--- GIVEN INFORMATION Enclosed Below ---
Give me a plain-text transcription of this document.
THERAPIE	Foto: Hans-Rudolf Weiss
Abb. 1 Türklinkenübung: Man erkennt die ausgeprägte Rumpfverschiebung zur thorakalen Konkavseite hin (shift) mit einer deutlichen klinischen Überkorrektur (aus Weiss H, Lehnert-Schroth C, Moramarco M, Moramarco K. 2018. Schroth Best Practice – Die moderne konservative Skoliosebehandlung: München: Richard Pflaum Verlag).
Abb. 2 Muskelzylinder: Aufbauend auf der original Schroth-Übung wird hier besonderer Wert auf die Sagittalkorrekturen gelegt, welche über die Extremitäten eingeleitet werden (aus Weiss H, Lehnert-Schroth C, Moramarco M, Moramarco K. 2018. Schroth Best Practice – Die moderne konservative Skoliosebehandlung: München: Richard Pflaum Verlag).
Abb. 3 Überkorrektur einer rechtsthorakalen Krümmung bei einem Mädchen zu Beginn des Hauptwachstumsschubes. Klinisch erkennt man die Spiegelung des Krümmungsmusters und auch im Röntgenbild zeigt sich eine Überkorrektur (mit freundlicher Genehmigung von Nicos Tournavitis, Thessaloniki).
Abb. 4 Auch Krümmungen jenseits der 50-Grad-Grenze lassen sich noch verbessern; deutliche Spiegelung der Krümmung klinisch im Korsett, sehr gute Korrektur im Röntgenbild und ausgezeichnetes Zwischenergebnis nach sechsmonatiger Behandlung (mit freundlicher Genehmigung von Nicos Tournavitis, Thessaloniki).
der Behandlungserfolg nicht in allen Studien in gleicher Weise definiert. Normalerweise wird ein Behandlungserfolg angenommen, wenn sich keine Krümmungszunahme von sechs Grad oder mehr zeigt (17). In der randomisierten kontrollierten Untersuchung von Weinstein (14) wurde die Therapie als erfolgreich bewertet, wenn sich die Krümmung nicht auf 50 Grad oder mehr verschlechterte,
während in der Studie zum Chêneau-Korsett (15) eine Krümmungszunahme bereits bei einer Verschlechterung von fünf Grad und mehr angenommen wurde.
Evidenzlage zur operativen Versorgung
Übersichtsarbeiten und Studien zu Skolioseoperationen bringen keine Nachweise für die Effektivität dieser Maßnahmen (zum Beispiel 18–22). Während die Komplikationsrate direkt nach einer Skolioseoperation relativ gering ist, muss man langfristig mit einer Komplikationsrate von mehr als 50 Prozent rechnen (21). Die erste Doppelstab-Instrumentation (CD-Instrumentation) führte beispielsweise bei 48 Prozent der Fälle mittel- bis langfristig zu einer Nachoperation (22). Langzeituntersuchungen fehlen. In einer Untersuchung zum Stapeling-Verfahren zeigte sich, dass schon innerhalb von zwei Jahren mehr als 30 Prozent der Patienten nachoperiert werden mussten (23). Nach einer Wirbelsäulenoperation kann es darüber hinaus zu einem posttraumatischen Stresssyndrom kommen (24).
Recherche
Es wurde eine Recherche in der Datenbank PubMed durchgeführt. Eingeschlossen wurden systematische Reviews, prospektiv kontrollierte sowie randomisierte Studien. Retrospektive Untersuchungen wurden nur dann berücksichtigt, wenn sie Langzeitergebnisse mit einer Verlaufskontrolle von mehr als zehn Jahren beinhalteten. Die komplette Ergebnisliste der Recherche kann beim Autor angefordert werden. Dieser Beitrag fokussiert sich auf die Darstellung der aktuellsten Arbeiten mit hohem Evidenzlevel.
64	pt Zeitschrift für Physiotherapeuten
--- End of Enclosed GIVEN INFORMATION ---
WHAT IS BEING ASKED: The full data must appear again, retyped in every detail.

REPLY TO THE EXERCISE:
Give me a plain-text transcription of this document.
THERAPIE	Foto: Hans-Rudolf Weiss
Abb. 1 Türklinkenübung: Man erkennt die ausgeprägte Rumpfverschiebung zur thorakalen Konkavseite hin (shift) mit einer deutlichen klinischen Überkorrektur (aus Weiss H, Lehnert-Schroth C, Moramarco M, Moramarco K. 2018. Schroth Best Practice – Die moderne konservative Skoliosebehandlung: München: Richard Pflaum Verlag).
Abb. 2 Muskelzylinder: Aufbauend auf der original Schroth-Übung wird hier besonderer Wert auf die Sagittalkorrekturen gelegt, welche über die Extremitäten eingeleitet werden (aus Weiss H, Lehnert-Schroth C, Moramarco M, Moramarco K. 2018. Schroth Best Practice – Die moderne konservative Skoliosebehandlung: München: Richard Pflaum Verlag).
Abb. 3 Überkorrektur einer rechtsthorakalen Krümmung bei einem Mädchen zu Beginn des Hauptwachstumsschubes. Klinisch erkennt man die Spiegelung des Krümmungsmusters und auch im Röntgenbild zeigt sich eine Überkorrektur (mit freundlicher Genehmigung von Nicos Tournavitis, Thessaloniki).
Abb. 4 Auch Krümmungen jenseits der 50-Grad-Grenze lassen sich noch verbessern; deutliche Spiegelung der Krümmung klinisch im Korsett, sehr gute Korrektur im Röntgenbild und ausgezeichnetes Zwischenergebnis nach sechsmonatiger Behandlung (mit freundlicher Genehmigung von Nicos Tournavitis, Thessaloniki).
der Behandlungserfolg nicht in allen Studien in gleicher Weise definiert. Normalerweise wird ein Behandlungserfolg angenommen, wenn sich keine Krümmungszunahme von sechs Grad oder mehr zeigt (17). In der randomisierten kontrollierten Untersuchung von Weinstein (14) wurde die Therapie als erfolgreich bewertet, wenn sich die Krümmung nicht auf 50 Grad oder mehr verschlechterte,
während in der Studie zum Chêneau-Korsett (15) eine Krümmungszunahme bereits bei einer Verschlechterung von fünf Grad und mehr angenommen wurde.
Evidenzlage zur operativen Versorgung
Übersichtsarbeiten und Studien zu Skolioseoperationen bringen keine Nachweise für die Effektivität dieser Maßnahmen (zum Beispiel 18–22). Während die Komplikationsrate direkt nach einer Skolioseoperation relativ gering ist, muss man langfristig mit einer Komplikationsrate von mehr als 50 Prozent rechnen (21). Die erste Doppelstab-Instrumentation (CD-Instrumentation) führte beispielsweise bei 48 Prozent der Fälle mittel- bis langfristig zu einer Nachoperation (22). Langzeituntersuchungen fehlen. In einer Untersuchung zum Stapeling-Verfahren zeigte sich, dass schon innerhalb von zwei Jahren mehr als 30 Prozent der Patienten nachoperiert werden mussten (23). Nach einer Wirbelsäulenoperation kann es darüber hinaus zu einem posttraumatischen Stresssyndrom kommen (24).
Recherche
Es wurde eine Recherche in der Datenbank PubMed durchgeführt. Eingeschlossen wurden systematische Reviews, prospektiv kontrollierte sowie randomisierte Studien. Retrospektive Untersuchungen wurden nur dann berücksichtigt, wenn sie Langzeitergebnisse mit einer Verlaufskontrolle von mehr als zehn Jahren beinhalteten. Die komplette Ergebnisliste der Recherche kann beim Autor angefordert werden. Dieser Beitrag fokussiert sich auf die Darstellung der aktuellsten Arbeiten mit hohem Evidenzlevel.
64	pt Zeitschrift für Physiotherapeuten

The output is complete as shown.